Problem details —
A faithful transcription of all the data is required.

Extracted records:
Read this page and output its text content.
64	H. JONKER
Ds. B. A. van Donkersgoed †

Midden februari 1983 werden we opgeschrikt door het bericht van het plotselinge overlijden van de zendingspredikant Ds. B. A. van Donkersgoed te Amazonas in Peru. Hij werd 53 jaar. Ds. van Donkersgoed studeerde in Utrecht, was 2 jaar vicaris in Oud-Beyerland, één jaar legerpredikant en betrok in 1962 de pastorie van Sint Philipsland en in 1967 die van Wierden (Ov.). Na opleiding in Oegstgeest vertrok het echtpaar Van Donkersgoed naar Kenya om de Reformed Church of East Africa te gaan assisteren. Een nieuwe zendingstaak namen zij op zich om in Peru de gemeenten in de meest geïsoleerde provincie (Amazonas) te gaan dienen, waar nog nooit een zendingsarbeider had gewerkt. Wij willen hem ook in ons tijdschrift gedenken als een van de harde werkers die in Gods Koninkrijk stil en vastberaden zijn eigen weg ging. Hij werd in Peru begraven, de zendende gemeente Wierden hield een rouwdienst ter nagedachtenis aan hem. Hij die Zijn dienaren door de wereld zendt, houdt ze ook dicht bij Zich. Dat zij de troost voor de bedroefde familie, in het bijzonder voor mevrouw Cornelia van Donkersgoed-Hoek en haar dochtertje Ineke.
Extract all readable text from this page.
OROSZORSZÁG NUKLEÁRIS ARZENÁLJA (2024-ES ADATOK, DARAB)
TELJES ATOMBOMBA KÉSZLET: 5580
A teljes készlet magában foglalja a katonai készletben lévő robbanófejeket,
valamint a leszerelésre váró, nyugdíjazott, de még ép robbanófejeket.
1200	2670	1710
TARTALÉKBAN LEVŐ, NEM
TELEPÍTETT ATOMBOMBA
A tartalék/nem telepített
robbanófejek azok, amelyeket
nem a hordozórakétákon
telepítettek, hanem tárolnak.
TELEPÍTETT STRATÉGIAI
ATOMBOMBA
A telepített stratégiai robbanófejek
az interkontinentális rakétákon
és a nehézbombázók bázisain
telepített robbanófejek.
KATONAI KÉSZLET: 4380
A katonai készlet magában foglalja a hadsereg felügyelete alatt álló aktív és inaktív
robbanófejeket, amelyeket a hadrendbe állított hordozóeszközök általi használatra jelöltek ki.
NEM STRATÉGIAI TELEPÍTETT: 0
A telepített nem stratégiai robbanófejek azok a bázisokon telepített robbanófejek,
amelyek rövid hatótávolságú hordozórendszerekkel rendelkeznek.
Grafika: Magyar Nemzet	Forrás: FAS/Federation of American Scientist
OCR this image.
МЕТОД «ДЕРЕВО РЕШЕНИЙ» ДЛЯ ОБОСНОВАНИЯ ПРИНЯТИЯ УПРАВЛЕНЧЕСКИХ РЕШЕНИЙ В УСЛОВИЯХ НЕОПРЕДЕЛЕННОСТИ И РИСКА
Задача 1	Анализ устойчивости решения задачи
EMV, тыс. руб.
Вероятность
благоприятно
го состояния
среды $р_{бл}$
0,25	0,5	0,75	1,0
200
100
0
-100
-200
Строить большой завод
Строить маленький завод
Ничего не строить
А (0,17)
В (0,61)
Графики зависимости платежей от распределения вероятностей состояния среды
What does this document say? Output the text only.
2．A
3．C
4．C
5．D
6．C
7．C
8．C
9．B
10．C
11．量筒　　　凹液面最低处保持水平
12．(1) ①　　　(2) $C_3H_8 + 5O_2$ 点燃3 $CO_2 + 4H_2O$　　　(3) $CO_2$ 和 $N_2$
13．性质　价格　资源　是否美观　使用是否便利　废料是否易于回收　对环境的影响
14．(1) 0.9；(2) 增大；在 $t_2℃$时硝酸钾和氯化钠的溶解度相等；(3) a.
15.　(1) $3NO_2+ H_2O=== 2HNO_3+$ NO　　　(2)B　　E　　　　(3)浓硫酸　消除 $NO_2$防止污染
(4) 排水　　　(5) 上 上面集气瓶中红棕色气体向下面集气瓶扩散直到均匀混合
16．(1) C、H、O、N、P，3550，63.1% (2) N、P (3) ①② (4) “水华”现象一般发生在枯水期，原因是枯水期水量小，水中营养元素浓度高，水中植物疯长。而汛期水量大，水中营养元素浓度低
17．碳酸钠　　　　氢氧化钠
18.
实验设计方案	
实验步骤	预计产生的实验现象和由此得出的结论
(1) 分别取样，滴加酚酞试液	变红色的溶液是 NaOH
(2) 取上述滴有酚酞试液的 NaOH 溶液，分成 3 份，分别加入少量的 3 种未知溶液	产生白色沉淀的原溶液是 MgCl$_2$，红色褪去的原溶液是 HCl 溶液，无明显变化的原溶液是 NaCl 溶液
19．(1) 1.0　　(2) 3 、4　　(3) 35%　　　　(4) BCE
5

The completed task —
Read this page and output its text content.
64	H. JONKER
Ds. B. A. van Donkersgoed †

Midden februari 1983 werden we opgeschrikt door het bericht van het plotselinge overlijden van de zendingspredikant Ds. B. A. van Donkersgoed te Amazonas in Peru. Hij werd 53 jaar. Ds. van Donkersgoed studeerde in Utrecht, was 2 jaar vicaris in Oud-Beyerland, één jaar legerpredikant en betrok in 1962 de pastorie van Sint Philipsland en in 1967 die van Wierden (Ov.). Na opleiding in Oegstgeest vertrok het echtpaar Van Donkersgoed naar Kenya om de Reformed Church of East Africa te gaan assisteren. Een nieuwe zendingstaak namen zij op zich om in Peru de gemeenten in de meest geïsoleerde provincie (Amazonas) te gaan dienen, waar nog nooit een zendingsarbeider had gewerkt. Wij willen hem ook in ons tijdschrift gedenken als een van de harde werkers die in Gods Koninkrijk stil en vastberaden zijn eigen weg ging. Hij werd in Peru begraven, de zendende gemeente Wierden hield een rouwdienst ter nagedachtenis aan hem. Hij die Zijn dienaren door de wereld zendt, houdt ze ook dicht bij Zich. Dat zij de troost voor de bedroefde familie, in het bijzonder voor mevrouw Cornelia van Donkersgoed-Hoek en haar dochtertje Ineke.
Extract all readable text from this page.
OROSZORSZÁG NUKLEÁRIS ARZENÁLJA (2024-ES ADATOK, DARAB)
TELJES ATOMBOMBA KÉSZLET: 5580
A teljes készlet magában foglalja a katonai készletben lévő robbanófejeket,
valamint a leszerelésre váró, nyugdíjazott, de még ép robbanófejeket.
1200	2670	1710
TARTALÉKBAN LEVŐ, NEM
TELEPÍTETT ATOMBOMBA
A tartalék/nem telepített
robbanófejek azok, amelyeket
nem a hordozórakétákon
telepítettek, hanem tárolnak.
TELEPÍTETT STRATÉGIAI
ATOMBOMBA
A telepített stratégiai robbanófejek
az interkontinentális rakétákon
és a nehézbombázók bázisain
telepített robbanófejek.
KATONAI KÉSZLET: 4380
A katonai készlet magában foglalja a hadsereg felügyelete alatt álló aktív és inaktív
robbanófejeket, amelyeket a hadrendbe állított hordozóeszközök általi használatra jelöltek ki.
NEM STRATÉGIAI TELEPÍTETT: 0
A telepített nem stratégiai robbanófejek azok a bázisokon telepített robbanófejek,
amelyek rövid hatótávolságú hordozórendszerekkel rendelkeznek.
Grafika: Magyar Nemzet	Forrás: FAS/Federation of American Scientist
OCR this image.
МЕТОД «ДЕРЕВО РЕШЕНИЙ» ДЛЯ ОБОСНОВАНИЯ ПРИНЯТИЯ УПРАВЛЕНЧЕСКИХ РЕШЕНИЙ В УСЛОВИЯХ НЕОПРЕДЕЛЕННОСТИ И РИСКА
Задача 1	Анализ устойчивости решения задачи
EMV, тыс. руб.
Вероятность
благоприятно
го состояния
среды $р_{бл}$
0,25	0,5	0,75	1,0
200
100
0
-100
-200
Строить большой завод
Строить маленький завод
Ничего не строить
А (0,17)
В (0,61)
Графики зависимости платежей от распределения вероятностей состояния среды
What does this document say? Output the text only.
2．A
3．C
4．C
5．D
6．C
7．C
8．C
9．B
10．C
11．量筒　　　凹液面最低处保持水平
12．(1) ①　　　(2) $C_3H_8 + 5O_2$ 点燃3 $CO_2 + 4H_2O$　　　(3) $CO_2$ 和 $N_2$
13．性质　价格　资源　是否美观　使用是否便利　废料是否易于回收　对环境的影响
14．(1) 0.9；(2) 增大；在 $t_2℃$时硝酸钾和氯化钠的溶解度相等；(3) a.
15.　(1) $3NO_2+ H_2O=== 2HNO_3+$ NO　　　(2)B　　E　　　　(3)浓硫酸　消除 $NO_2$防止污染
(4) 排水　　　(5) 上 上面集气瓶中红棕色气体向下面集气瓶扩散直到均匀混合
16．(1) C、H、O、N、P，3550，63.1% (2) N、P (3) ①② (4) “水华”现象一般发生在枯水期，原因是枯水期水量小，水中营养元素浓度高，水中植物疯长。而汛期水量大，水中营养元素浓度低
17．碳酸钠　　　　氢氧化钠
18.
实验设计方案	
实验步骤	预计产生的实验现象和由此得出的结论
(1) 分别取样，滴加酚酞试液	变红色的溶液是 NaOH
(2) 取上述滴有酚酞试液的 NaOH 溶液，分成 3 份，分别加入少量的 3 种未知溶液	产生白色沉淀的原溶液是 MgCl$_2$，红色褪去的原溶液是 HCl 溶液，无明显变化的原溶液是 NaCl 溶液
19．(1) 1.0　　(2) 3 、4　　(3) 35%　　　　(4) BCE
5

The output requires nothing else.